**WHAT YOU SHOULD DO**: Can you copy out the listing below line for line, character for character, and leave out the pictures?

**INPUT DATA**:
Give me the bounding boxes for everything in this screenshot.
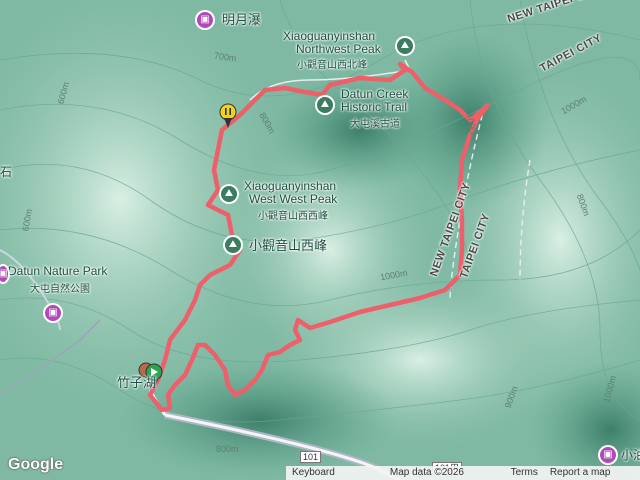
datun-trail-mountain-icon[interactable]: ⛰ — [317, 97, 333, 113]
waterfall-poi-icon[interactable]: ▣ — [197, 12, 213, 28]
wwp-label-zh[interactable]: 小觀音山西西峰 — [258, 207, 328, 222]
zhuzihu-label[interactable]: 竹子湖 — [117, 376, 156, 389]
google-logo[interactable]: Google — [8, 456, 63, 474]
wwp-label-line2[interactable]: West West Peak — [249, 193, 337, 206]
map-view[interactable]: ▣ 明月瀑 Xiaoguanyinshan Northwest Peak 小觀音… — [0, 0, 640, 480]
nature-park-poi-icon[interactable]: ▣ — [45, 305, 61, 321]
terms-link[interactable]: Terms — [505, 466, 544, 480]
partial-left-label: 石 — [0, 165, 13, 179]
contour-label: 800m — [216, 444, 239, 454]
wwp-mountain-icon[interactable]: ⛰ — [221, 186, 237, 202]
nw-peak-label-line2[interactable]: Northwest Peak — [296, 43, 381, 56]
west-peak-mountain-icon[interactable]: ⛰ — [225, 237, 241, 253]
nature-park-label-en[interactable]: Datun Nature Park — [8, 265, 107, 278]
partial-bottom-right-label[interactable]: 小油 — [621, 449, 640, 462]
datun-trail-label-zh[interactable]: 大屯溪古道 — [350, 115, 400, 130]
attribution-bar: Keyboard shortcuts Map data ©2026 Google… — [286, 466, 640, 480]
nw-peak-mountain-icon[interactable]: ⛰ — [397, 38, 413, 54]
mingyue-waterfall-label[interactable]: 明月瀑 — [222, 13, 261, 26]
west-peak-label-zh[interactable]: 小觀音山西峰 — [249, 239, 327, 252]
keyboard-shortcuts-link[interactable]: Keyboard shortcuts — [286, 466, 384, 480]
nature-park-label-zh[interactable]: 大屯自然公園 — [30, 280, 90, 295]
nw-peak-label-zh[interactable]: 小觀音山西北峰 — [297, 56, 367, 71]
datun-trail-label-line2[interactable]: Historic Trail — [341, 101, 407, 114]
road-shield-101[interactable]: 101 — [300, 451, 322, 463]
map-data-text: Map data ©2026 Google — [389, 467, 464, 478]
report-error-link[interactable]: Report a map error — [544, 466, 640, 480]
bottom-right-poi-icon[interactable]: ▣ — [600, 447, 616, 463]
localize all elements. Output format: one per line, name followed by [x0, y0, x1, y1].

**COMPLETED TASK**:
Give me the bounding boxes for everything in this screenshot.
datun-trail-mountain-icon[interactable]: ⛰ — [317, 97, 333, 113]
waterfall-poi-icon[interactable]: ▣ — [197, 12, 213, 28]
wwp-label-zh[interactable]: 小觀音山西西峰 — [258, 207, 328, 222]
zhuzihu-label[interactable]: 竹子湖 — [117, 376, 156, 389]
google-logo[interactable]: Google — [8, 456, 63, 474]
wwp-label-line2[interactable]: West West Peak — [249, 193, 337, 206]
map-view[interactable]: ▣ 明月瀑 Xiaoguanyinshan Northwest Peak 小觀音… — [0, 0, 640, 480]
nature-park-poi-icon[interactable]: ▣ — [45, 305, 61, 321]
terms-link[interactable]: Terms — [505, 466, 544, 480]
partial-left-label: 石 — [0, 165, 13, 179]
contour-label: 800m — [216, 444, 239, 454]
wwp-mountain-icon[interactable]: ⛰ — [221, 186, 237, 202]
nw-peak-label-line2[interactable]: Northwest Peak — [296, 43, 381, 56]
west-peak-mountain-icon[interactable]: ⛰ — [225, 237, 241, 253]
nature-park-label-en[interactable]: Datun Nature Park — [8, 265, 107, 278]
partial-bottom-right-label[interactable]: 小油 — [621, 449, 640, 462]
datun-trail-label-zh[interactable]: 大屯溪古道 — [350, 115, 400, 130]
attribution-bar: Keyboard shortcuts Map data ©2026 Google… — [286, 466, 640, 480]
nw-peak-mountain-icon[interactable]: ⛰ — [397, 38, 413, 54]
mingyue-waterfall-label[interactable]: 明月瀑 — [222, 13, 261, 26]
west-peak-label-zh[interactable]: 小觀音山西峰 — [249, 239, 327, 252]
keyboard-shortcuts-link[interactable]: Keyboard shortcuts — [286, 466, 384, 480]
nature-park-label-zh[interactable]: 大屯自然公園 — [30, 280, 90, 295]
nw-peak-label-zh[interactable]: 小觀音山西北峰 — [297, 56, 367, 71]
datun-trail-label-line2[interactable]: Historic Trail — [341, 101, 407, 114]
road-shield-101[interactable]: 101 — [300, 451, 322, 463]
map-data-text: Map data ©2026 Google — [389, 467, 464, 478]
report-error-link[interactable]: Report a map error — [544, 466, 640, 480]
bottom-right-poi-icon[interactable]: ▣ — [600, 447, 616, 463]
localize all elements. Output format: one per line, name followed by [x0, y0, x1, y1].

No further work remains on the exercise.